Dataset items
________________________________________
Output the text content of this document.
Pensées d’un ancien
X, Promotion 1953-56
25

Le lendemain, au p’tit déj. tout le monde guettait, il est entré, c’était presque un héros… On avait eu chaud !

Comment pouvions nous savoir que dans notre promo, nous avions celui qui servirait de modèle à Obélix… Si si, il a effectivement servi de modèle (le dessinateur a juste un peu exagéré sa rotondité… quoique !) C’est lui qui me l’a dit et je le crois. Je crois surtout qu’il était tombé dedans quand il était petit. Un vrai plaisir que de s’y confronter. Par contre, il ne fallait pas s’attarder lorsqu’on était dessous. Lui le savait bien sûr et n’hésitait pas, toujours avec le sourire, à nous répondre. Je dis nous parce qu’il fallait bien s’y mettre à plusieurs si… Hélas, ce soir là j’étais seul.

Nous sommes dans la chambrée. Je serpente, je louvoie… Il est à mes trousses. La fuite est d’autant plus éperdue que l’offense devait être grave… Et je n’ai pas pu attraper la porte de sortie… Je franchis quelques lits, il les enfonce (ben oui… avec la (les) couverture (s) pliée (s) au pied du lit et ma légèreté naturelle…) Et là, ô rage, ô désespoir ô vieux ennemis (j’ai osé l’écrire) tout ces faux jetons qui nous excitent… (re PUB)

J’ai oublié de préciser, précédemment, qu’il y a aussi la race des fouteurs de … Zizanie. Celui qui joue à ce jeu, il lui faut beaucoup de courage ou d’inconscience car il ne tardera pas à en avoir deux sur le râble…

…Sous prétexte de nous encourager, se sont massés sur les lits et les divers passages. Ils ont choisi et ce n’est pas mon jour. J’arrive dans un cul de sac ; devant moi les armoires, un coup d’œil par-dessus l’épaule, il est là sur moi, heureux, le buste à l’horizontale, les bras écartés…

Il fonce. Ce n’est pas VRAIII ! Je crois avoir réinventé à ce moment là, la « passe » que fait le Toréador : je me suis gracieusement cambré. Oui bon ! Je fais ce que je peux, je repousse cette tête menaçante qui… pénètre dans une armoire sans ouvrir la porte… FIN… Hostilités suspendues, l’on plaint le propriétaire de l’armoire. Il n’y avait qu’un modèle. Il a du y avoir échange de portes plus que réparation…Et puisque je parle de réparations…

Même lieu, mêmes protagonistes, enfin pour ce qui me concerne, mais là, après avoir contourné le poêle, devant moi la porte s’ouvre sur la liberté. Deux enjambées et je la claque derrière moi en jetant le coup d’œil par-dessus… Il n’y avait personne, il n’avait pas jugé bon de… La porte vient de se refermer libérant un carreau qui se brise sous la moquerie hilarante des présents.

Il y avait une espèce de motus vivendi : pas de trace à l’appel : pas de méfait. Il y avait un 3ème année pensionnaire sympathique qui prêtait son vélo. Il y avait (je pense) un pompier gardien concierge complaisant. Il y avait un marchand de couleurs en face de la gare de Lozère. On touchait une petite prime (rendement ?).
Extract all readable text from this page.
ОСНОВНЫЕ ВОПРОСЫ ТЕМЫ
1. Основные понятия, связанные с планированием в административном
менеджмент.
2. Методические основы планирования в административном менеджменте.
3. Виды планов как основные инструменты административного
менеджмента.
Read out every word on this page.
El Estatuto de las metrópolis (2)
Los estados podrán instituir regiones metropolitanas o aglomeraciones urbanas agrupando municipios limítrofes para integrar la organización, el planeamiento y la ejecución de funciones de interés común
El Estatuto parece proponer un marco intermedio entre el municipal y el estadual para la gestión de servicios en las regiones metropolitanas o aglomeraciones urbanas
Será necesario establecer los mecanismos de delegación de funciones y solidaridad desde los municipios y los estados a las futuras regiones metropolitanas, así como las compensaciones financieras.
________________________________________
**WORK TO BE COMPLETED:**
Say how many lines in the records above hold "this", and give no other text.

**PROBLEM SOLUTION:**
3